[Task to complete]: Make a verbatim copy of the entries below; pictures stay out.
'''
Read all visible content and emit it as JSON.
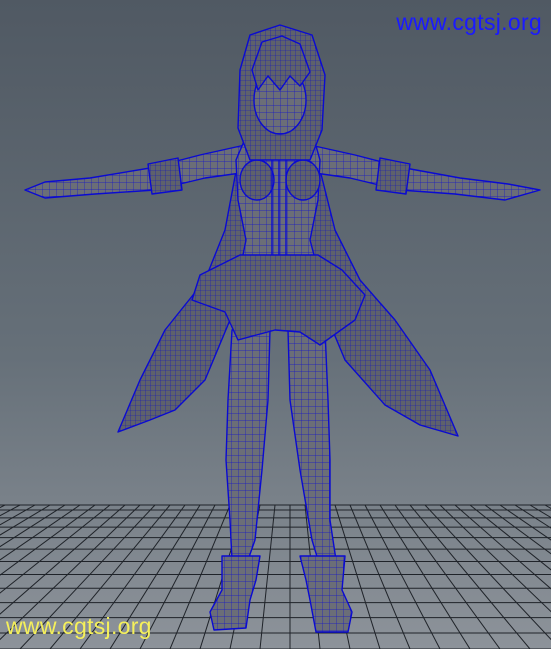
{
  "viewport": {
    "watermark_top": "www.cgtsj.org",
    "watermark_bottom": "www.cgtsj.org",
    "colors": {
      "background_top": "#505963",
      "background_bottom": "#8d939a",
      "grid": "#1f2329",
      "mesh_fill": "#6b6e77",
      "mesh_wire": "#0a0ad2",
      "watermark_top": "#1a1aff",
      "watermark_bottom": "#f5f05a"
    },
    "content": "3D wireframe character model in T-pose on a perspective grid"
  }
}
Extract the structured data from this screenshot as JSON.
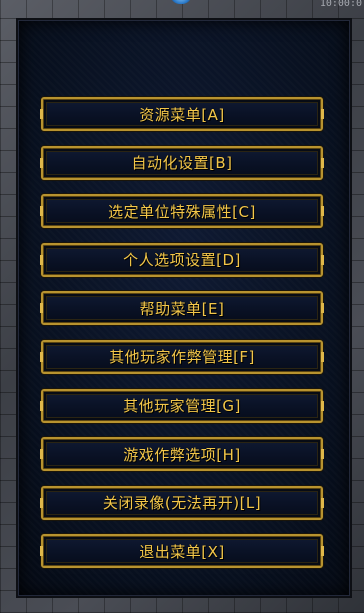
'''
[Answer to the exercise]:
Read all visible content and emit it as JSON.
{
  "viewport": {
    "watermark_top": "www.cgtsj.org",
    "watermark_bottom": "www.cgtsj.org",
    "colors": {
      "background_top": "#505963",
      "background_bottom": "#8d939a",
      "grid": "#1f2329",
      "mesh_fill": "#6b6e77",
      "mesh_wire": "#0a0ad2",
      "watermark_top": "#1a1aff",
      "watermark_bottom": "#f5f05a"
    },
    "content": "3D wireframe character model in T-pose on a perspective grid"
  }
}
Extract the structured data from this screenshot as JSON.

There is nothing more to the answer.